---- DATA SECTION
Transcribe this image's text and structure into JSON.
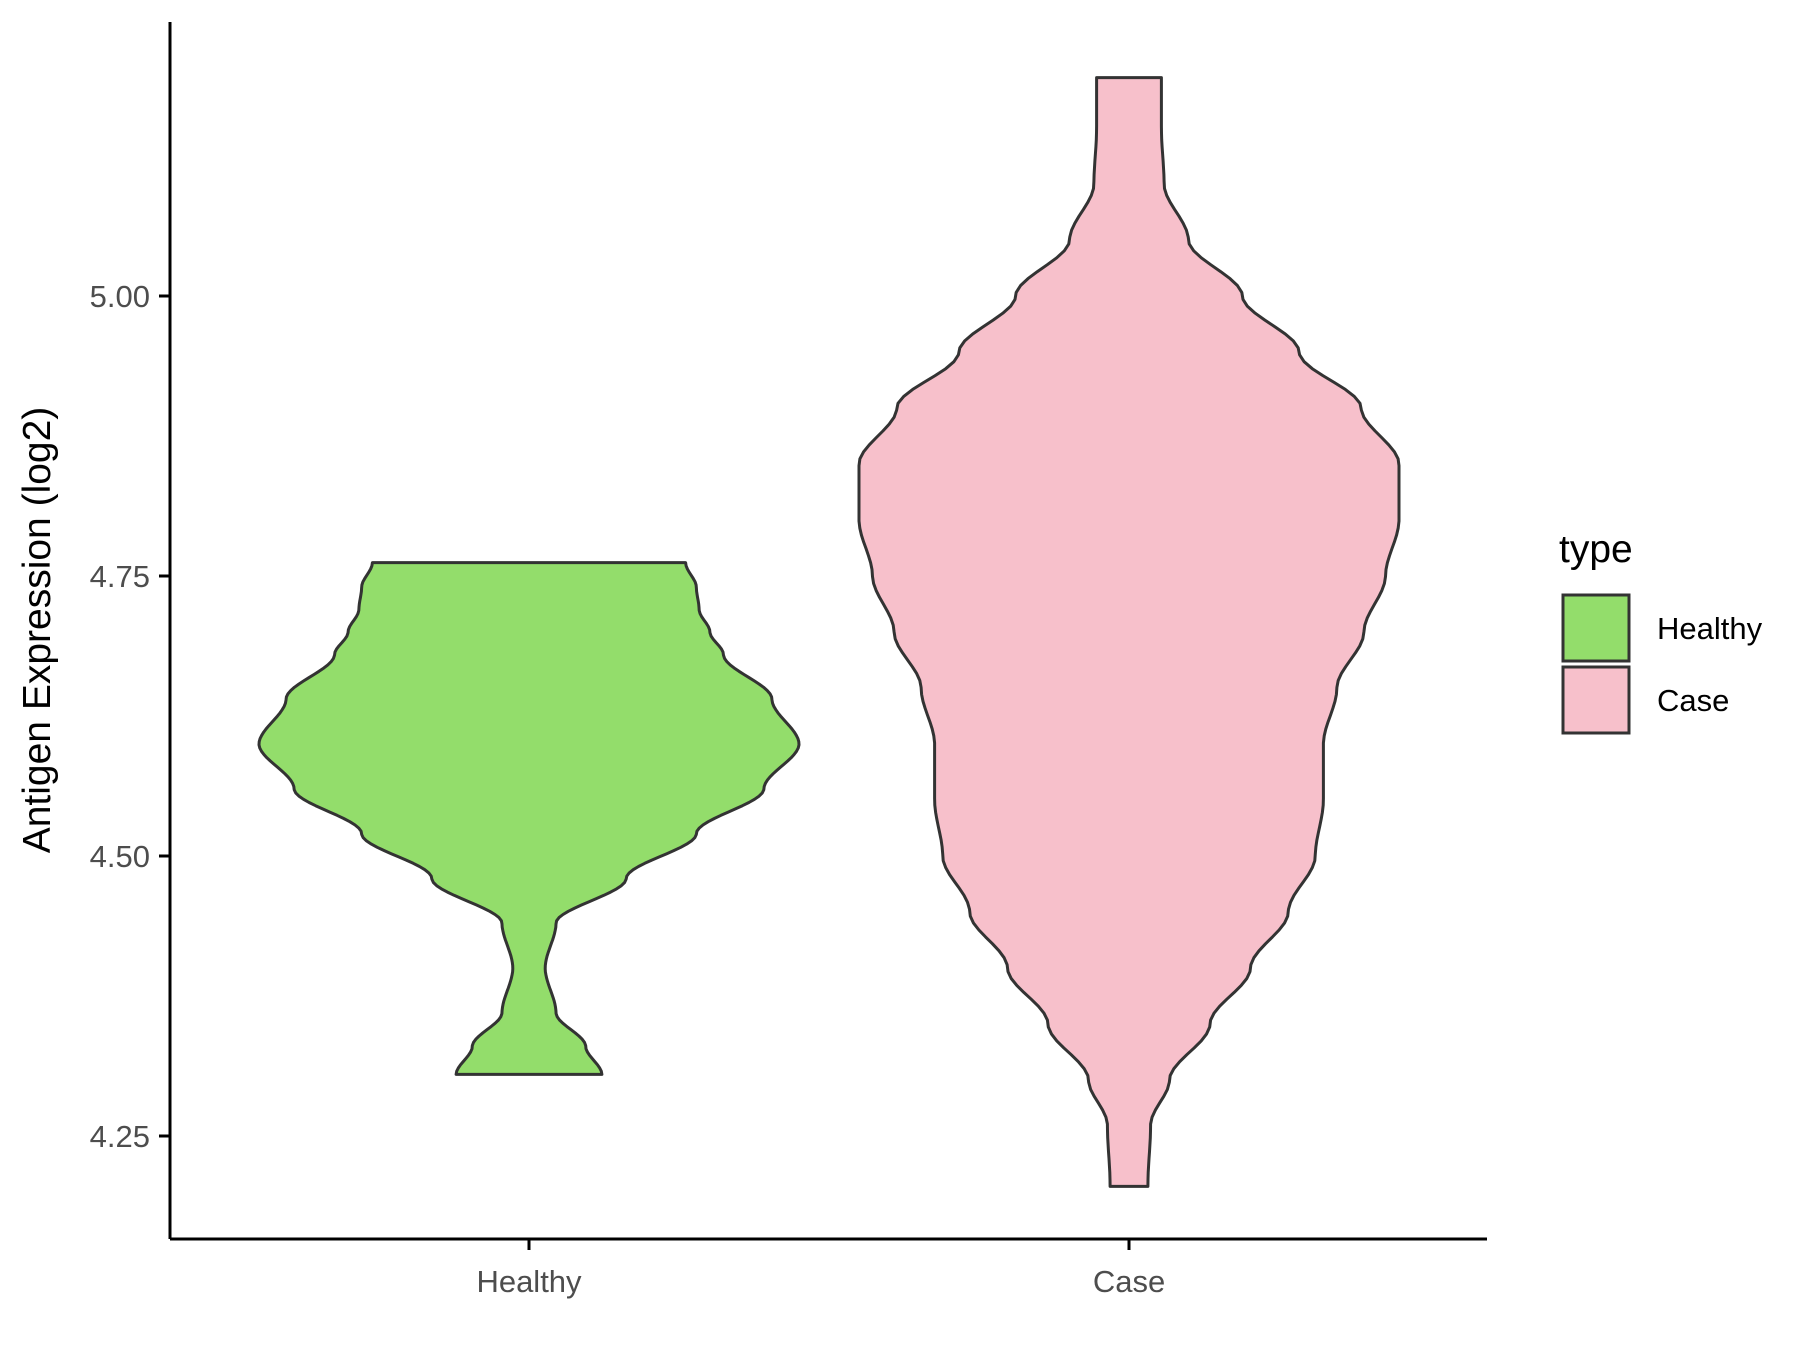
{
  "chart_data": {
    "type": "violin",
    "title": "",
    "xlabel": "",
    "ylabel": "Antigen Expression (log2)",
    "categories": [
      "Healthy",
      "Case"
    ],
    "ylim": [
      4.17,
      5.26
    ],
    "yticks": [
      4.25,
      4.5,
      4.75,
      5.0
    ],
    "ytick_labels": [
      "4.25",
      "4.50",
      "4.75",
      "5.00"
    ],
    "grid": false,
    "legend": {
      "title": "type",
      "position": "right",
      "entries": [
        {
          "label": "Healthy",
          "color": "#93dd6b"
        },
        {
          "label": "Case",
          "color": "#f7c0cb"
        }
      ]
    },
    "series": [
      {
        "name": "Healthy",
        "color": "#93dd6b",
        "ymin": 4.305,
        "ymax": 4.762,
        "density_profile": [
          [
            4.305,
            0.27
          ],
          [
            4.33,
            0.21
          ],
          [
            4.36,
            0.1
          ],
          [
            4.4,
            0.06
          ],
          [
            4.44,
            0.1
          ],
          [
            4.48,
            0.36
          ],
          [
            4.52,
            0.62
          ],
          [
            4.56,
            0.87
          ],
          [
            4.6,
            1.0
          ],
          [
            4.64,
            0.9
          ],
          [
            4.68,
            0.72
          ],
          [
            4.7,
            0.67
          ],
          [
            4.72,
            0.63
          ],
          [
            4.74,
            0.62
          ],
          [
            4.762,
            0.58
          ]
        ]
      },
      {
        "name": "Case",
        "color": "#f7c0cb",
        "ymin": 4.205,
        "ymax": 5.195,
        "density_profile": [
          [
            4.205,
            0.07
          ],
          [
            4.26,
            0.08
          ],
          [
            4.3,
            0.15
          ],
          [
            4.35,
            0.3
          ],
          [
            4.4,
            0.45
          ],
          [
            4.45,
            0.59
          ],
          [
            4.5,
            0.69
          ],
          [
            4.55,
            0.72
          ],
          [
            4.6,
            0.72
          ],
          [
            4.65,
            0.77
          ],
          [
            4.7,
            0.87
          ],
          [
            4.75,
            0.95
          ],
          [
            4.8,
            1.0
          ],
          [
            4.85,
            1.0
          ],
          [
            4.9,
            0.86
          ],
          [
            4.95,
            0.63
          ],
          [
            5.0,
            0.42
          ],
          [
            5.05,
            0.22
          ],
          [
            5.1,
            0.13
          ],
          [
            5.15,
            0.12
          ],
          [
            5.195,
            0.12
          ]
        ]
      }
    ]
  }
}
--------
---- DATA SECTION
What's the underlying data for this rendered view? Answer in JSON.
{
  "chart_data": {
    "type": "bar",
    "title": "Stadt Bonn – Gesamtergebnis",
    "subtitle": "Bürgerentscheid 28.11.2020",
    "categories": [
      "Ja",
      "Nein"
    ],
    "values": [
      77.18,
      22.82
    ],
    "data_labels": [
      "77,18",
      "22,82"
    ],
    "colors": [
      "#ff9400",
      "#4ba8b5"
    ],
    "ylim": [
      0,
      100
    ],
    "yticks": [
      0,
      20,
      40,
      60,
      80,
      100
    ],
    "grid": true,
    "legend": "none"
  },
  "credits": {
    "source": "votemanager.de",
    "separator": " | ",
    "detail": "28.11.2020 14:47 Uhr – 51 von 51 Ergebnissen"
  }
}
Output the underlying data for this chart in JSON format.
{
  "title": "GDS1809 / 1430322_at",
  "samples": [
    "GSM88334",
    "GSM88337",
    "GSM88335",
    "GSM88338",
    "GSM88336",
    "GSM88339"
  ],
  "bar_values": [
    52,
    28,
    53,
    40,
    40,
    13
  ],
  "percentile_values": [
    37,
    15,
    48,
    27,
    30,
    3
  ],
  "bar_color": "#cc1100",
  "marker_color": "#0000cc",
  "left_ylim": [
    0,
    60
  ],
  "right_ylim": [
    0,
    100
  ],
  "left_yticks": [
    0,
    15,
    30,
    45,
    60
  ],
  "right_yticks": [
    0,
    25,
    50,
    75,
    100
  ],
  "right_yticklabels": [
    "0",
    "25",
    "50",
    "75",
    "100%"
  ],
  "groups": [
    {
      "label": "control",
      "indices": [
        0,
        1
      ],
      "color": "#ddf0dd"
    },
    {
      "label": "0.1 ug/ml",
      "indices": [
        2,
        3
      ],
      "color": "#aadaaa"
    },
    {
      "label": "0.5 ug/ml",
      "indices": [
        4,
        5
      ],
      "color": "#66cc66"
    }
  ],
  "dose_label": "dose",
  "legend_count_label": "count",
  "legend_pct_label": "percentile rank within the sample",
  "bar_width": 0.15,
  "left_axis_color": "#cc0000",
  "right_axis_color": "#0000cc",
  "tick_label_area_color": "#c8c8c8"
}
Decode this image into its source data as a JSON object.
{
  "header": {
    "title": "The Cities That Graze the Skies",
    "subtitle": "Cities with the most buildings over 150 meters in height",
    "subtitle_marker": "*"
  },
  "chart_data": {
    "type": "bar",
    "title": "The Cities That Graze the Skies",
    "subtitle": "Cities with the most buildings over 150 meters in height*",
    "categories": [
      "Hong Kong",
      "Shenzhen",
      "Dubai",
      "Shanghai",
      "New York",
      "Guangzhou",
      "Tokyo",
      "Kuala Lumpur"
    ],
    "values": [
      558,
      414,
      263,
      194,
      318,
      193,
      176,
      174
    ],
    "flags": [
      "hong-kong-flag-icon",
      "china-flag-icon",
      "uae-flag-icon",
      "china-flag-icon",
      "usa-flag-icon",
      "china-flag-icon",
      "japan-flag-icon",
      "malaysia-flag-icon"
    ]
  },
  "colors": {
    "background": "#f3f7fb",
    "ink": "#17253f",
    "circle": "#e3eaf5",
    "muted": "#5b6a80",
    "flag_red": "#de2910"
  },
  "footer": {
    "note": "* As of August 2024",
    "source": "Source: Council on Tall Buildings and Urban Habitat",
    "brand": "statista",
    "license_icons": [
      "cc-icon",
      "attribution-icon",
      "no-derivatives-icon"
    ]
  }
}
--------
Copy each line above containing the string "over".

EXERCISE ANSWER
    "subtitle": "Cities with the most buildings over 150 meters in height",
    "subtitle": "Cities with the most buildings over 150 meters in height*",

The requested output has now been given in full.